>> begin Data shown

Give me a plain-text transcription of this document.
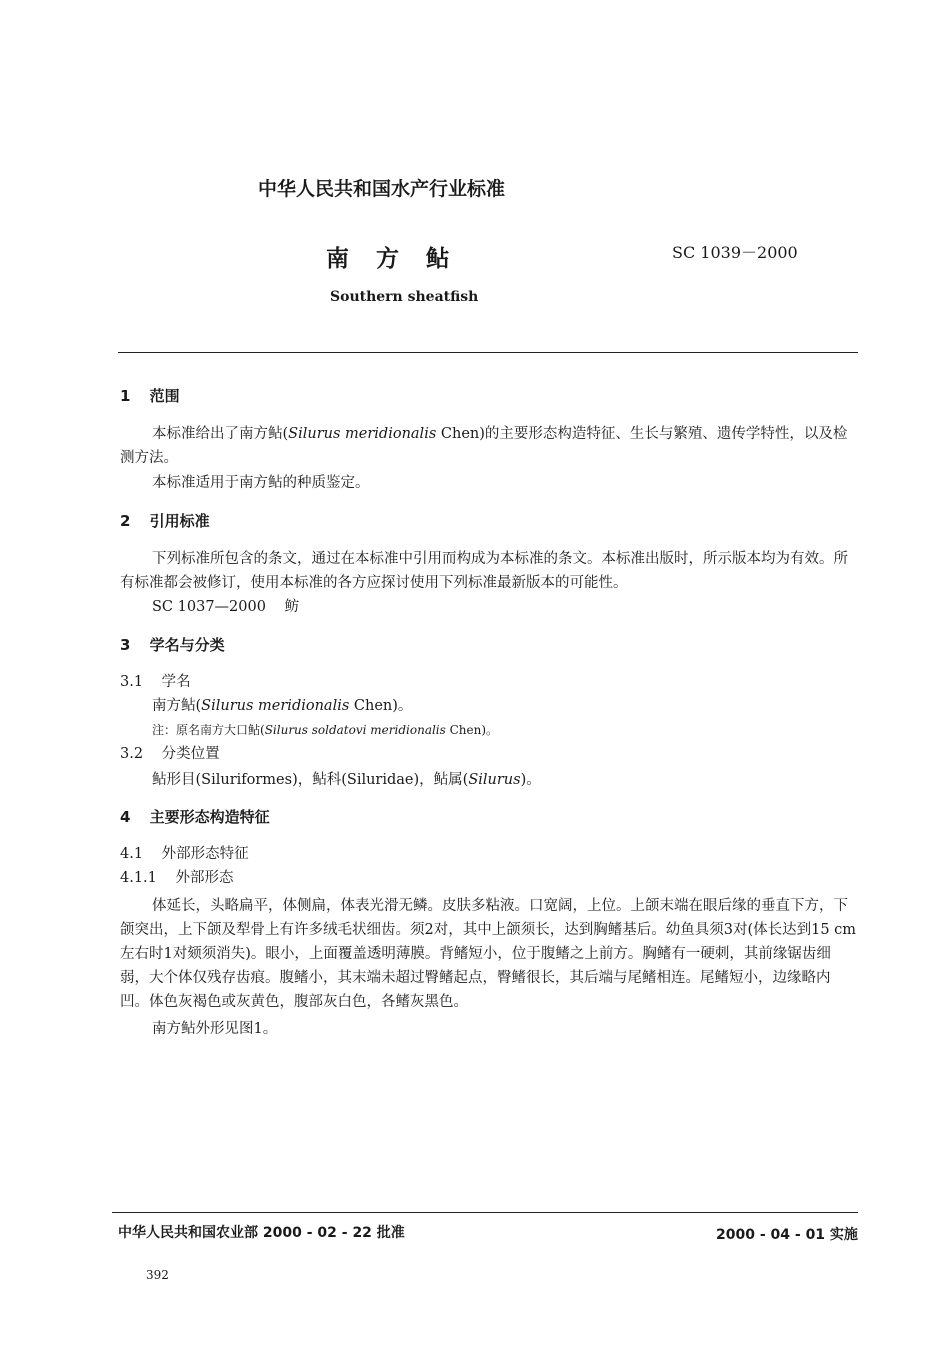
中华人民共和国水产行业标准
南　方　鲇	SC 1039－2000
Southern sheatfish
1 范围
本标准给出了南方鲇(Silurus meridionalis Chen)的主要形态构造特征、生长与繁殖、遗传学特性，以及检测方法。
本标准适用于南方鲇的种质鉴定。
2 引用标准
下列标准所包含的条文，通过在本标准中引用而构成为本标准的条文。本标准出版时，所示版本均为有效。所有标准都会被修订，使用本标准的各方应探讨使用下列标准最新版本的可能性。
SC 1037—2000 鲂
3 学名与分类
3.1 学名
南方鲇(Silurus meridionalis Chen)。
注：原名南方大口鲇(Silurus soldatovi meridionalis Chen)。
3.2 分类位置
鲇形目(Siluriformes)，鲇科(Siluridae)，鲇属(Silurus)。
4 主要形态构造特征
4.1 外部形态特征
4.1.1 外部形态
体延长，头略扁平，体侧扁，体表光滑无鳞。皮肤多粘液。口宽阔，上位。上颌末端在眼后缘的垂直下方，下颌突出，上下颌及犁骨上有许多绒毛状细齿。须2对，其中上颌须长，达到胸鳍基后。幼鱼具须3对(体长达到15 cm左右时1对颏须消失)。眼小，上面覆盖透明薄膜。背鳍短小，位于腹鳍之上前方。胸鳍有一硬刺，其前缘锯齿细弱，大个体仅残存齿痕。腹鳍小，其末端未超过臀鳍起点，臀鳍很长，其后端与尾鳍相连。尾鳍短小，边缘略内凹。体色灰褐色或灰黄色，腹部灰白色，各鳍灰黑色。
南方鲇外形见图1。
中华人民共和国农业部 2000 - 02 - 22 批准	2000 - 04 - 01 实施
392
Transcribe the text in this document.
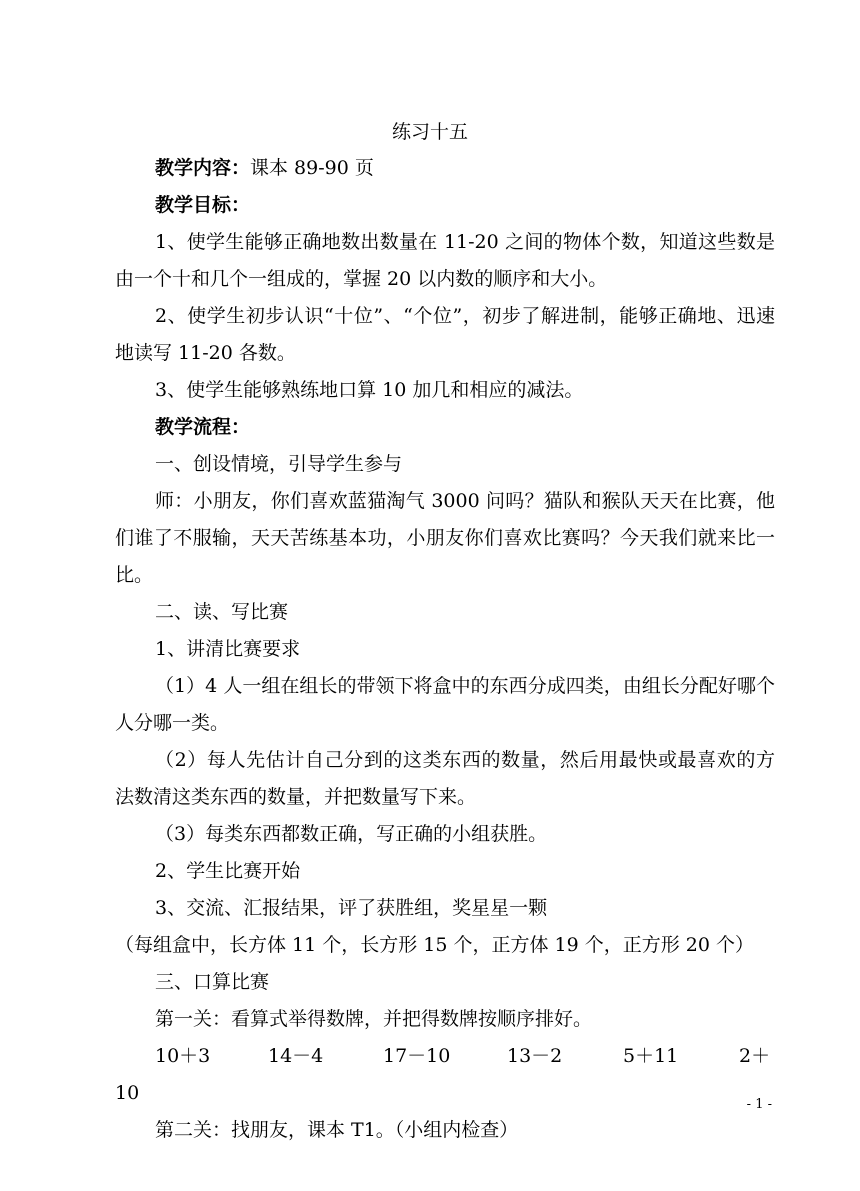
练习十五

教学内容：课本 89-90 页

教学目标：

1、使学生能够正确地数出数量在 11-20 之间的物体个数，知道这些数是由一个十和几个一组成的，掌握 20 以内数的顺序和大小。

2、使学生初步认识“十位”、“个位”，初步了解进制，能够正确地、迅速地读写 11-20 各数。

3、使学生能够熟练地口算 10 加几和相应的减法。

教学流程：

一、创设情境，引导学生参与

师：小朋友，你们喜欢蓝猫淘气 3000 问吗？猫队和猴队天天在比赛，他们谁了不服输，天天苦练基本功，小朋友你们喜欢比赛吗？今天我们就来比一比。

二、读、写比赛

1、讲清比赛要求

（1）4 人一组在组长的带领下将盒中的东西分成四类，由组长分配好哪个人分哪一类。

（2）每人先估计自己分到的这类东西的数量，然后用最快或最喜欢的方法数清这类东西的数量，并把数量写下来。

（3）每类东西都数正确，写正确的小组获胜。

2、学生比赛开始

3、交流、汇报结果，评了获胜组，奖星星一颗

（每组盒中，长方体 11 个，长方形 15 个，正方体 19 个，正方形 20 个）

三、口算比赛

第一关：看算式举得数牌，并把得数牌按顺序排好。

10＋3	14－4	17－10	13－2	5＋11	2＋

10

第二关：找朋友，课本 T1。（小组内检查）

- 1 -
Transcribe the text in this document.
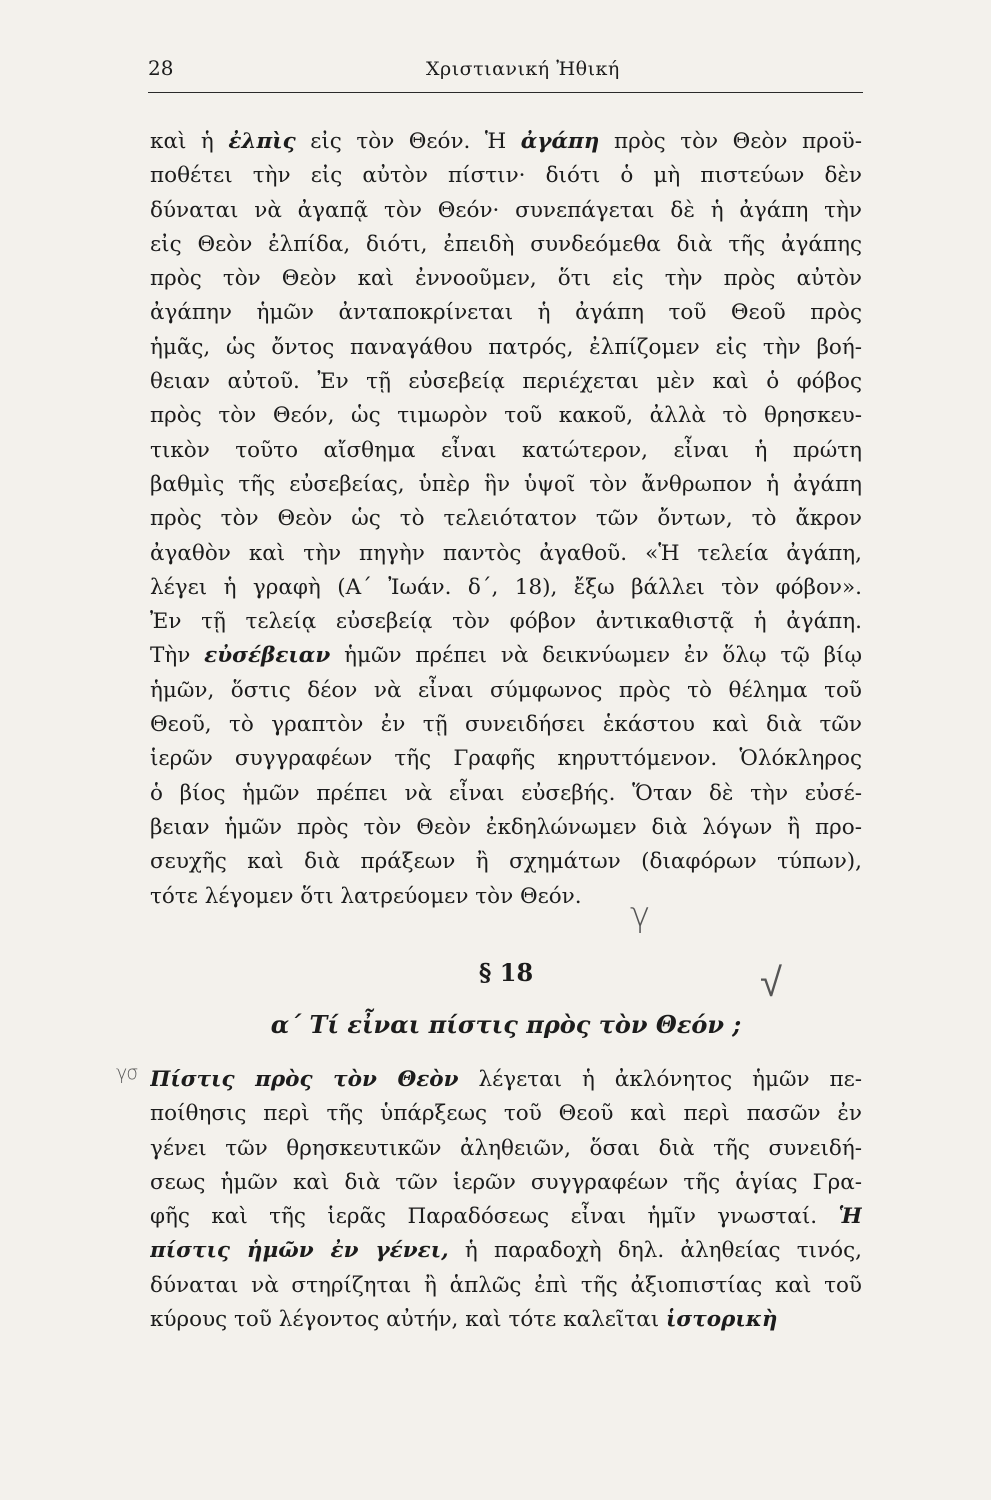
28	Χριστιανική Ἠθική
καὶ ἡ ἐλπὶς εἰς τὸν Θεόν. Ἡ ἀγάπη πρὸς τὸν Θεὸν προϋ-
ποθέτει τὴν εἰς αὐτὸν πίστιν· διότι ὁ μὴ πιστεύων δὲν
δύναται νὰ ἀγαπᾷ τὸν Θεόν· συνεπάγεται δὲ ἡ ἀγάπη τὴν
εἰς Θεὸν ἐλπίδα, διότι, ἐπειδὴ συνδεόμεθα διὰ τῆς ἀγάπης
πρὸς τὸν Θεὸν καὶ ἐννοοῦμεν, ὅτι εἰς τὴν πρὸς αὐτὸν
ἀγάπην ἡμῶν ἀνταποκρίνεται ἡ ἀγάπη τοῦ Θεοῦ πρὸς
ἡμᾶς, ὡς ὄντος παναγάθου πατρός, ἐλπίζομεν εἰς τὴν βοή-
θειαν αὐτοῦ. Ἐν τῇ εὐσεβείᾳ περιέχεται μὲν καὶ ὁ φόβος
πρὸς τὸν Θεόν, ὡς τιμωρὸν τοῦ κακοῦ, ἀλλὰ τὸ θρησκευ-
τικὸν τοῦτο αἴσθημα εἶναι κατώτερον, εἶναι ἡ πρώτη
βαθμὶς τῆς εὐσεβείας, ὑπὲρ ἣν ὑψοῖ τὸν ἄνθρωπον ἡ ἀγάπη
πρὸς τὸν Θεὸν ὡς τὸ τελειότατον τῶν ὄντων, τὸ ἄκρον
ἀγαθὸν καὶ τὴν πηγὴν παντὸς ἀγαθοῦ. «Ἡ τελεία ἀγάπη,
λέγει ἡ γραφὴ (Α΄ Ἰωάν. δ΄, 18), ἔξω βάλλει τὸν φόβον».
Ἐν τῇ τελείᾳ εὐσεβείᾳ τὸν φόβον ἀντικαθιστᾷ ἡ ἀγάπη.
Τὴν εὐσέβειαν ἡμῶν πρέπει νὰ δεικνύωμεν ἐν ὅλῳ τῷ βίῳ
ἡμῶν, ὅστις δέον νὰ εἶναι σύμφωνος πρὸς τὸ θέλημα τοῦ
Θεοῦ, τὸ γραπτὸν ἐν τῇ συνειδήσει ἑκάστου καὶ διὰ τῶν
ἱερῶν συγγραφέων τῆς Γραφῆς κηρυττόμενον. Ὁλόκληρος
ὁ βίος ἡμῶν πρέπει νὰ εἶναι εὐσεβής. Ὅταν δὲ τὴν εὐσέ-
βειαν ἡμῶν πρὸς τὸν Θεὸν ἐκδηλώνωμεν διὰ λόγων ἢ προ-
σευχῆς καὶ διὰ πράξεων ἢ σχημάτων (διαφόρων τύπων),
τότε λέγομεν ὅτι λατρεύομεν τὸν Θεόν.
§ 18
α΄ Τί εἶναι πίστις πρὸς τὸν Θεόν ;
Πίστις πρὸς τὸν Θεὸν λέγεται ἡ ἀκλόνητος ἡμῶν πε-
ποίθησις περὶ τῆς ὑπάρξεως τοῦ Θεοῦ καὶ περὶ πασῶν ἐν
γένει τῶν θρησκευτικῶν ἀληθειῶν, ὅσαι διὰ τῆς συνειδή-
σεως ἡμῶν καὶ διὰ τῶν ἱερῶν συγγραφέων τῆς ἁγίας Γρα-
φῆς καὶ τῆς ἱερᾶς Παραδόσεως εἶναι ἡμῖν γνωσταί. Ἡ
πίστις ἡμῶν ἐν γένει, ἡ παραδοχὴ δηλ. ἀληθείας τινός,
δύναται νὰ στηρίζηται ἢ ἁπλῶς ἐπὶ τῆς ἀξιοπιστίας καὶ τοῦ
κύρους τοῦ λέγοντος αὐτήν, καὶ τότε καλεῖται ἱστορικὴ
γ
√
γσ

>> end Data shown

**Work instructions:**
Write out the records above once more, word for word, with no pictures.

**The answer:**
Give me a plain-text transcription of this document.
中华人民共和国水产行业标准
南　方　鲇	SC 1039－2000
Southern sheatfish
1 范围
本标准给出了南方鲇(Silurus meridionalis Chen)的主要形态构造特征、生长与繁殖、遗传学特性，以及检测方法。
本标准适用于南方鲇的种质鉴定。
2 引用标准
下列标准所包含的条文，通过在本标准中引用而构成为本标准的条文。本标准出版时，所示版本均为有效。所有标准都会被修订，使用本标准的各方应探讨使用下列标准最新版本的可能性。
SC 1037—2000 鲂
3 学名与分类
3.1 学名
南方鲇(Silurus meridionalis Chen)。
注：原名南方大口鲇(Silurus soldatovi meridionalis Chen)。
3.2 分类位置
鲇形目(Siluriformes)，鲇科(Siluridae)，鲇属(Silurus)。
4 主要形态构造特征
4.1 外部形态特征
4.1.1 外部形态
体延长，头略扁平，体侧扁，体表光滑无鳞。皮肤多粘液。口宽阔，上位。上颌末端在眼后缘的垂直下方，下颌突出，上下颌及犁骨上有许多绒毛状细齿。须2对，其中上颌须长，达到胸鳍基后。幼鱼具须3对(体长达到15 cm左右时1对颏须消失)。眼小，上面覆盖透明薄膜。背鳍短小，位于腹鳍之上前方。胸鳍有一硬刺，其前缘锯齿细弱，大个体仅残存齿痕。腹鳍小，其末端未超过臀鳍起点，臀鳍很长，其后端与尾鳍相连。尾鳍短小，边缘略内凹。体色灰褐色或灰黄色，腹部灰白色，各鳍灰黑色。
南方鲇外形见图1。
中华人民共和国农业部 2000 - 02 - 22 批准	2000 - 04 - 01 实施
392
Transcribe the text in this document.
练习十五

教学内容：课本 89-90 页

教学目标：

1、使学生能够正确地数出数量在 11-20 之间的物体个数，知道这些数是由一个十和几个一组成的，掌握 20 以内数的顺序和大小。

2、使学生初步认识“十位”、“个位”，初步了解进制，能够正确地、迅速地读写 11-20 各数。

3、使学生能够熟练地口算 10 加几和相应的减法。

教学流程：

一、创设情境，引导学生参与

师：小朋友，你们喜欢蓝猫淘气 3000 问吗？猫队和猴队天天在比赛，他们谁了不服输，天天苦练基本功，小朋友你们喜欢比赛吗？今天我们就来比一比。

二、读、写比赛

1、讲清比赛要求

（1）4 人一组在组长的带领下将盒中的东西分成四类，由组长分配好哪个人分哪一类。

（2）每人先估计自己分到的这类东西的数量，然后用最快或最喜欢的方法数清这类东西的数量，并把数量写下来。

（3）每类东西都数正确，写正确的小组获胜。

2、学生比赛开始

3、交流、汇报结果，评了获胜组，奖星星一颗

（每组盒中，长方体 11 个，长方形 15 个，正方体 19 个，正方形 20 个）

三、口算比赛

第一关：看算式举得数牌，并把得数牌按顺序排好。

10＋3	14－4	17－10	13－2	5＋11	2＋

10

第二关：找朋友，课本 T1。（小组内检查）

- 1 -
Transcribe the text in this document.
28	Χριστιανική Ἠθική
καὶ ἡ ἐλπὶς εἰς τὸν Θεόν. Ἡ ἀγάπη πρὸς τὸν Θεὸν προϋ-
ποθέτει τὴν εἰς αὐτὸν πίστιν· διότι ὁ μὴ πιστεύων δὲν
δύναται νὰ ἀγαπᾷ τὸν Θεόν· συνεπάγεται δὲ ἡ ἀγάπη τὴν
εἰς Θεὸν ἐλπίδα, διότι, ἐπειδὴ συνδεόμεθα διὰ τῆς ἀγάπης
πρὸς τὸν Θεὸν καὶ ἐννοοῦμεν, ὅτι εἰς τὴν πρὸς αὐτὸν
ἀγάπην ἡμῶν ἀνταποκρίνεται ἡ ἀγάπη τοῦ Θεοῦ πρὸς
ἡμᾶς, ὡς ὄντος παναγάθου πατρός, ἐλπίζομεν εἰς τὴν βοή-
θειαν αὐτοῦ. Ἐν τῇ εὐσεβείᾳ περιέχεται μὲν καὶ ὁ φόβος
πρὸς τὸν Θεόν, ὡς τιμωρὸν τοῦ κακοῦ, ἀλλὰ τὸ θρησκευ-
τικὸν τοῦτο αἴσθημα εἶναι κατώτερον, εἶναι ἡ πρώτη
βαθμὶς τῆς εὐσεβείας, ὑπὲρ ἣν ὑψοῖ τὸν ἄνθρωπον ἡ ἀγάπη
πρὸς τὸν Θεὸν ὡς τὸ τελειότατον τῶν ὄντων, τὸ ἄκρον
ἀγαθὸν καὶ τὴν πηγὴν παντὸς ἀγαθοῦ. «Ἡ τελεία ἀγάπη,
λέγει ἡ γραφὴ (Α΄ Ἰωάν. δ΄, 18), ἔξω βάλλει τὸν φόβον».
Ἐν τῇ τελείᾳ εὐσεβείᾳ τὸν φόβον ἀντικαθιστᾷ ἡ ἀγάπη.
Τὴν εὐσέβειαν ἡμῶν πρέπει νὰ δεικνύωμεν ἐν ὅλῳ τῷ βίῳ
ἡμῶν, ὅστις δέον νὰ εἶναι σύμφωνος πρὸς τὸ θέλημα τοῦ
Θεοῦ, τὸ γραπτὸν ἐν τῇ συνειδήσει ἑκάστου καὶ διὰ τῶν
ἱερῶν συγγραφέων τῆς Γραφῆς κηρυττόμενον. Ὁλόκληρος
ὁ βίος ἡμῶν πρέπει νὰ εἶναι εὐσεβής. Ὅταν δὲ τὴν εὐσέ-
βειαν ἡμῶν πρὸς τὸν Θεὸν ἐκδηλώνωμεν διὰ λόγων ἢ προ-
σευχῆς καὶ διὰ πράξεων ἢ σχημάτων (διαφόρων τύπων),
τότε λέγομεν ὅτι λατρεύομεν τὸν Θεόν.
§ 18
α΄ Τί εἶναι πίστις πρὸς τὸν Θεόν ;
Πίστις πρὸς τὸν Θεὸν λέγεται ἡ ἀκλόνητος ἡμῶν πε-
ποίθησις περὶ τῆς ὑπάρξεως τοῦ Θεοῦ καὶ περὶ πασῶν ἐν
γένει τῶν θρησκευτικῶν ἀληθειῶν, ὅσαι διὰ τῆς συνειδή-
σεως ἡμῶν καὶ διὰ τῶν ἱερῶν συγγραφέων τῆς ἁγίας Γρα-
φῆς καὶ τῆς ἱερᾶς Παραδόσεως εἶναι ἡμῖν γνωσταί. Ἡ
πίστις ἡμῶν ἐν γένει, ἡ παραδοχὴ δηλ. ἀληθείας τινός,
δύναται νὰ στηρίζηται ἢ ἁπλῶς ἐπὶ τῆς ἀξιοπιστίας καὶ τοῦ
κύρους τοῦ λέγοντος αὐτήν, καὶ τότε καλεῖται ἱστορικὴ
γ
√
γσ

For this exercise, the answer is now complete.